[Your task] Copy all lines holding the word "entrada" from the entries.

━━━━━ Dataset

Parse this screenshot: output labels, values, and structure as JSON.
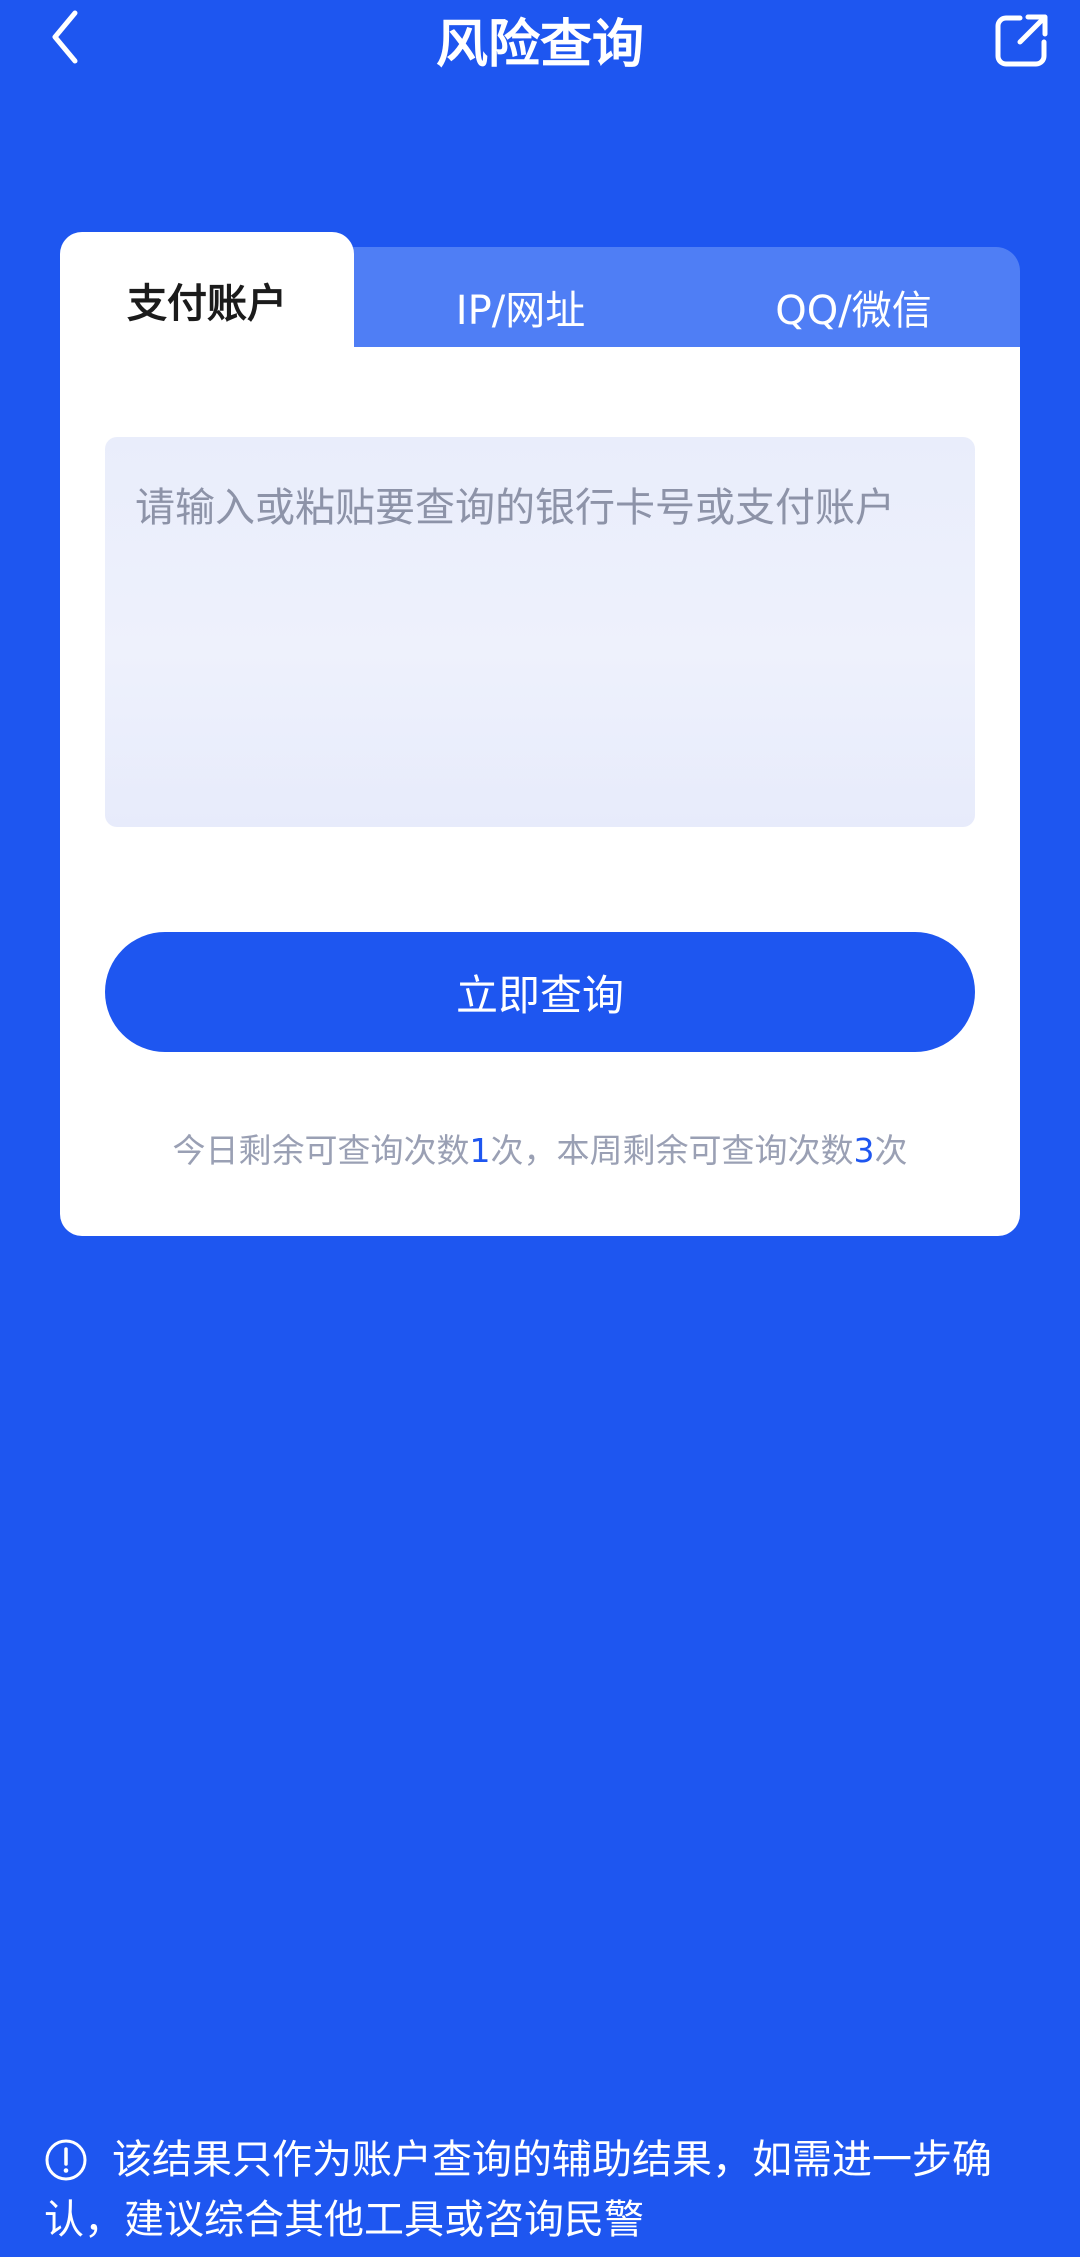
{
  "header": {
    "title": "风险查询",
    "back_icon": "chevron-left-icon",
    "share_icon": "external-link-icon"
  },
  "tabs": [
    {
      "label": "支付账户",
      "active": true
    },
    {
      "label": "IP/网址",
      "active": false
    },
    {
      "label": "QQ/微信",
      "active": false
    }
  ],
  "input": {
    "placeholder": "请输入或粘贴要查询的银行卡号或支付账户",
    "value": ""
  },
  "query_button": {
    "label": "立即查询"
  },
  "quota": {
    "prefix": "今日剩余可查询次数",
    "today_count": "1",
    "middle": "次，本周剩余可查询次数",
    "week_count": "3",
    "suffix": "次"
  },
  "note": {
    "icon": "info-circle-icon",
    "text": "该结果只作为账户查询的辅助结果，如需进一步确认，建议综合其他工具或咨询民警"
  },
  "colors": {
    "background": "#1e56f0",
    "tab_bar": "#4f7ef5",
    "card": "#ffffff",
    "accent": "#1e56f0",
    "muted_text": "#9aa0b4"
  }
}
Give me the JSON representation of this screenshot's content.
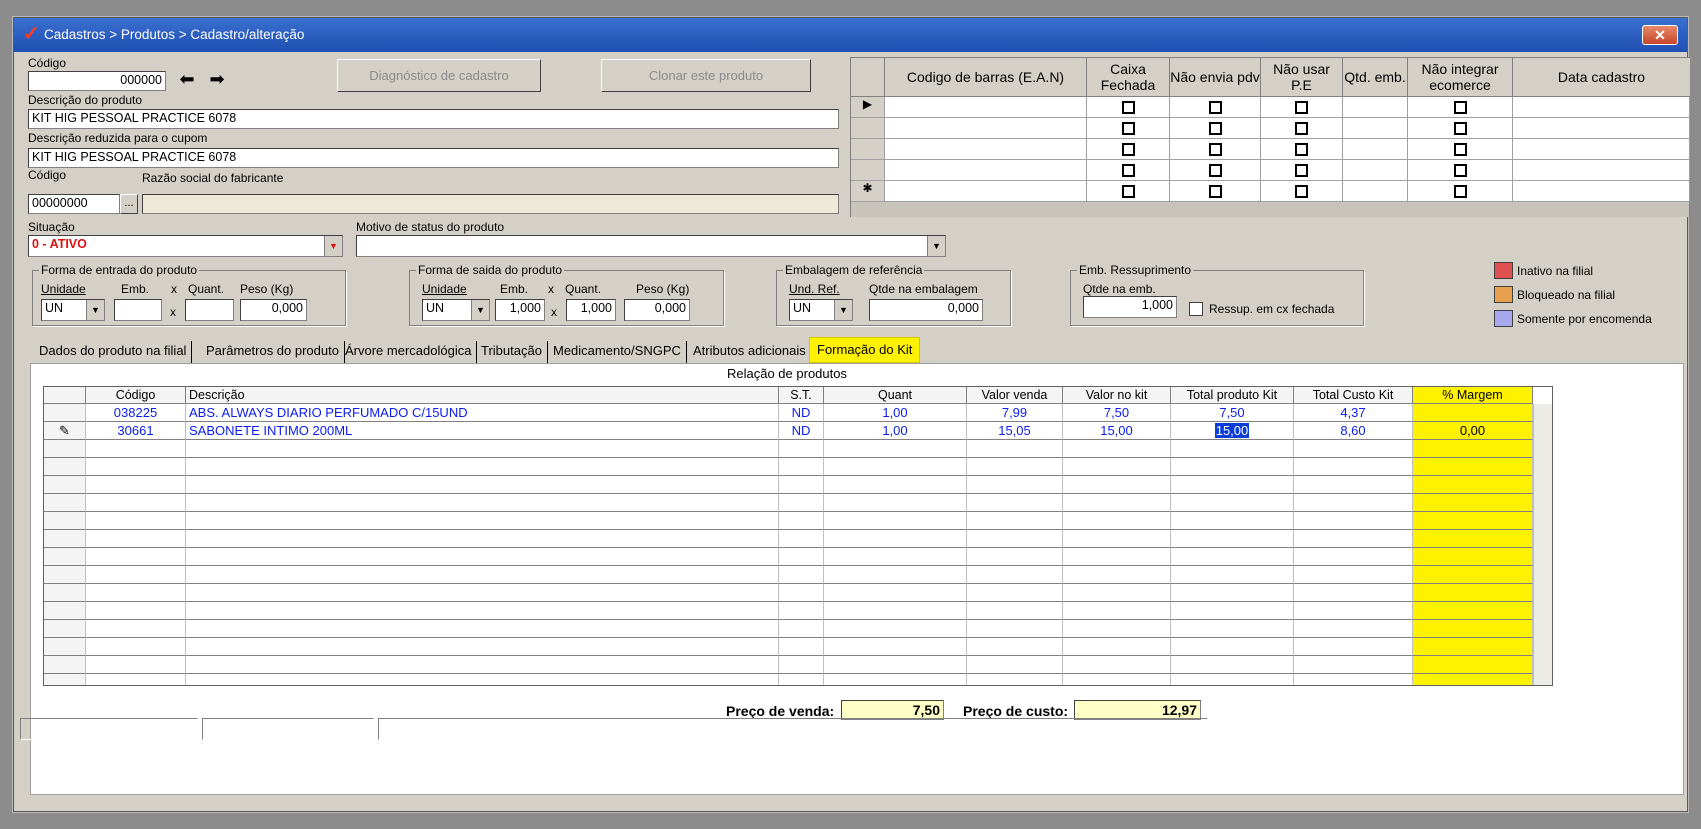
{
  "window": {
    "title": "Cadastros > Produtos > Cadastro/alteração",
    "close_label": "✕"
  },
  "header": {
    "codigo_label": "Código",
    "codigo_value": "000000",
    "diag_button": "Diagnóstico de cadastro",
    "clone_button": "Clonar este produto",
    "descricao_label": "Descrição  do produto",
    "descricao_value": "KIT HIG PESSOAL PRACTICE 6078",
    "descricao_red_label": "Descrição reduzida para o cupom",
    "descricao_red_value": "KIT HIG PESSOAL PRACTICE 6078",
    "fab_codigo_label": "Código",
    "fab_codigo_value": "00000000",
    "fab_lookup": "...",
    "razao_label": "Razão social do fabricante",
    "razao_value": "",
    "situacao_label": "Situação",
    "situacao_value": "0 - ATIVO",
    "motivo_label": "Motivo de status do produto",
    "motivo_value": ""
  },
  "ean_grid": {
    "columns": [
      "Codigo de barras (E.A.N)",
      "Caixa Fechada",
      "Não envia pdv",
      "Não usar P.E",
      "Qtd. emb.",
      "Não integrar ecomerce",
      "Data cadastro"
    ],
    "row_markers": [
      "▶",
      "",
      "",
      "",
      "✱"
    ]
  },
  "entrada": {
    "title": "Forma de entrada do produto",
    "unidade_label": "Unidade",
    "emb_label": "Emb.",
    "x": "x",
    "quant_label": "Quant.",
    "peso_label": "Peso (Kg)",
    "unidade": "UN",
    "emb": "",
    "quant": "",
    "peso": "0,000"
  },
  "saida": {
    "title": "Forma de saida do produto",
    "unidade_label": "Unidade",
    "emb_label": "Emb.",
    "x": "x",
    "quant_label": "Quant.",
    "peso_label": "Peso (Kg)",
    "unidade": "UN",
    "emb": "1,000",
    "quant": "1,000",
    "peso": "0,000"
  },
  "embref": {
    "title": "Embalagem de referência",
    "und_label": "Und. Ref.",
    "qtde_label": "Qtde na embalagem",
    "und": "UN",
    "qtde": "0,000"
  },
  "ressup": {
    "title": "Emb. Ressuprimento",
    "qtde_label": "Qtde na emb.",
    "qtde": "1,000",
    "check_label": "Ressup. em cx fechada"
  },
  "legend": [
    {
      "label": "Inativo na filial",
      "color": "#e05050"
    },
    {
      "label": "Bloqueado na filial",
      "color": "#e8a050"
    },
    {
      "label": "Somente por encomenda",
      "color": "#a8a8f0"
    }
  ],
  "tabs": [
    "Dados do produto na filial",
    "Parâmetros do produto",
    "Árvore mercadológica",
    "Tributação",
    "Medicamento/SNGPC",
    "Atributos adicionais",
    "Formação do Kit"
  ],
  "kit": {
    "section_title": "Relação de produtos",
    "columns": [
      "",
      "Código",
      "Descrição",
      "S.T.",
      "Quant",
      "Valor venda",
      "Valor no kit",
      "Total produto Kit",
      "Total Custo Kit",
      "% Margem"
    ],
    "rows": [
      {
        "marker": "",
        "codigo": "038225",
        "descricao": "ABS. ALWAYS DIARIO PERFUMADO C/15UND",
        "st": "ND",
        "quant": "1,00",
        "valor_venda": "7,99",
        "valor_kit": "7,50",
        "total_produto": "7,50",
        "total_custo": "4,37",
        "margem": ""
      },
      {
        "marker": "✎",
        "codigo": "30661",
        "descricao": "SABONETE INTIMO 200ML",
        "st": "ND",
        "quant": "1,00",
        "valor_venda": "15,05",
        "valor_kit": "15,00",
        "total_produto": "15,00",
        "total_custo": "8,60",
        "margem": "0,00"
      }
    ],
    "preco_venda_label": "Preço de venda:",
    "preco_venda": "7,50",
    "preco_custo_label": "Preço de custo:",
    "preco_custo": "12,97"
  }
}
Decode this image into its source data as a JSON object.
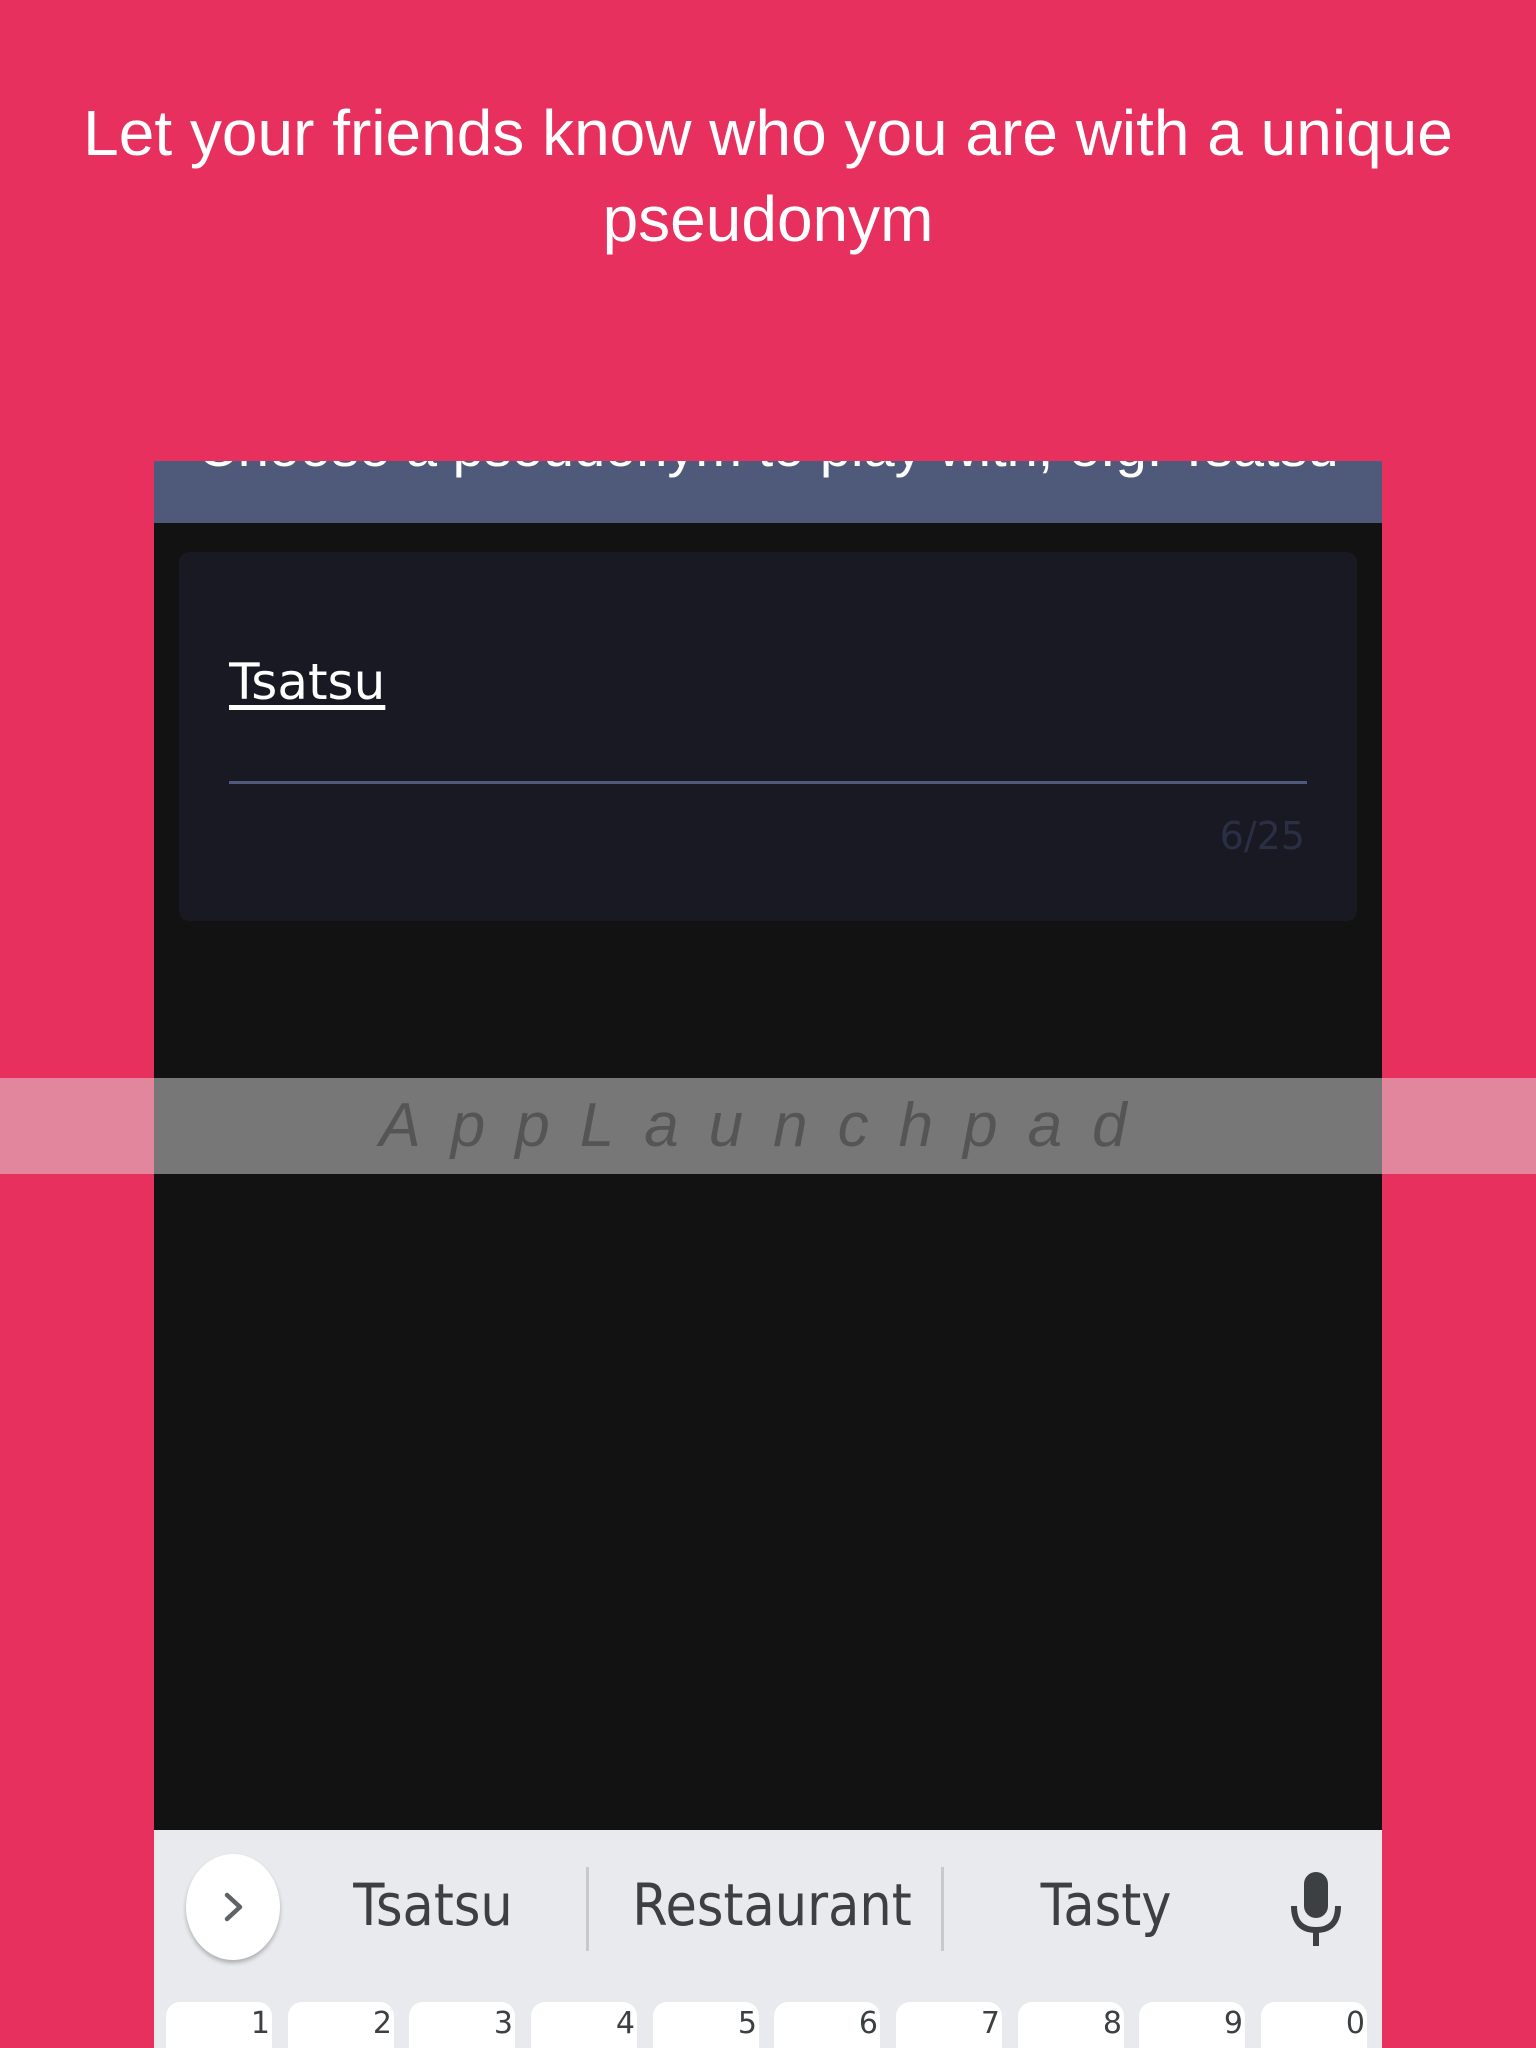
{
  "headline": "Let your friends know who you are with a unique pseudonym",
  "app_bar": {
    "title": "Choose a pseudonym to play with, e.g. Tsatsu"
  },
  "pseudonym_field": {
    "value": "Tsatsu",
    "counter": "6/25"
  },
  "watermark": "AppLaunchpad",
  "keyboard": {
    "suggestions": [
      "Tsatsu",
      "Restaurant",
      "Tasty"
    ],
    "number_keys": [
      "1",
      "2",
      "3",
      "4",
      "5",
      "6",
      "7",
      "8",
      "9",
      "0"
    ]
  },
  "colors": {
    "background": "#E8305E",
    "app_bar": "#4F597A",
    "screen": "#121212",
    "card": "#181922",
    "keyboard": "#E8EAED"
  }
}
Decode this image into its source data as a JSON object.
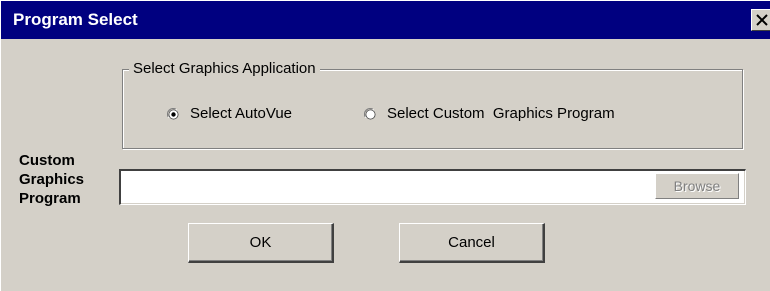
{
  "window": {
    "title": "Program Select",
    "close_symbol": "×",
    "colors": {
      "titlebar": "#000080",
      "face": "#d4d0c8"
    }
  },
  "group": {
    "legend": "Select Graphics Application",
    "options": [
      {
        "label": "Select AutoVue",
        "selected": true
      },
      {
        "label": "Select Custom  Graphics Program",
        "selected": false
      }
    ]
  },
  "custom_program": {
    "label_lines": [
      "Custom",
      "Graphics",
      "Program"
    ],
    "value": "",
    "browse_label": "Browse",
    "browse_enabled": false
  },
  "buttons": {
    "ok_label": "OK",
    "cancel_label": "Cancel"
  },
  "icons": {
    "close": "close-icon",
    "radio_on": "radio-selected-icon",
    "radio_off": "radio-unselected-icon"
  }
}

━━━━━━━━━━

[Result]
  "entrada": {
    "title": "Forma de entrada do produto",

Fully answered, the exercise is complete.